__What you are asked to do__
Write out the stretch of the June 1937 events list below from "Born: Morgan Freeman, actor, director" through "İskenderun district autonomous.", word for word.

The following events occurred in June 1937:

June 1, 1937 (Tuesday)
In Italy, the Ministry of Popular Culture ordered all foreign words and names to be Italianized. Louis Armstrong, for example, was to be known as Luigi Fortebraccio.
Oldsmobile announced the first automatic transmission available to the public.
Bill Dietrich of the Chicago White Sox pitched an 8-0 no-hitter against the St. Louis Browns.
Born: Morgan Freeman, actor, director and narrator, in Memphis, Tennessee; Rosaleen Linehan, actress, in Dublin, Ireland

June 2, 1937 (Wednesday)
Rioting broke out around İskenderun and Antioch after the Syrian parliament refused to ratify the League of Nations' decision to make the İskenderun district autonomous.
German War Minister Werner von Blomberg began a three-day visit to Italy to discuss German-Italian military ties.
St. Louis Cardinals pitcher Dizzy Dean was suspended by National League President Ford Frick for referring to Frick and umpire George Barr "the two biggest crooks in baseball today."

__Data provided__
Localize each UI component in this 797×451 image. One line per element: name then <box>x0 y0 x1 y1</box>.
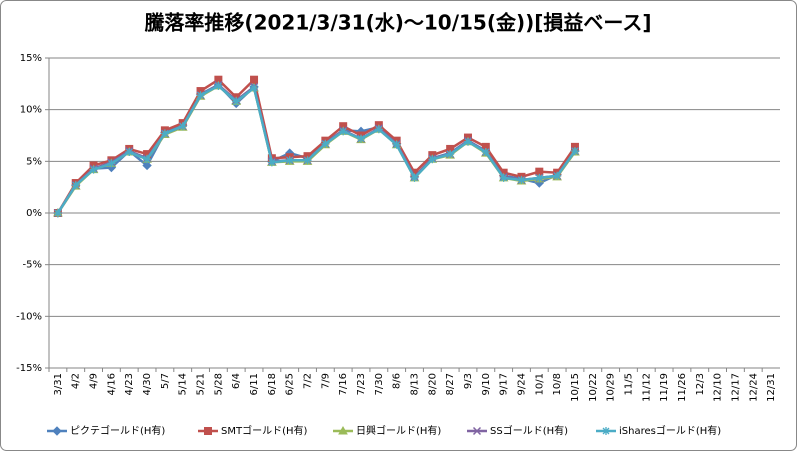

__The result__
Born: Morgan Freeman, actor, director and narrator, in Memphis, Tennessee; Rosaleen Linehan, actress, in Dublin, Ireland

June 2, 1937 (Wednesday)
Rioting broke out around İskenderun and Antioch after the Syrian parliament refused to ratify the League of Nations' decision to make the İskenderun district autonomous.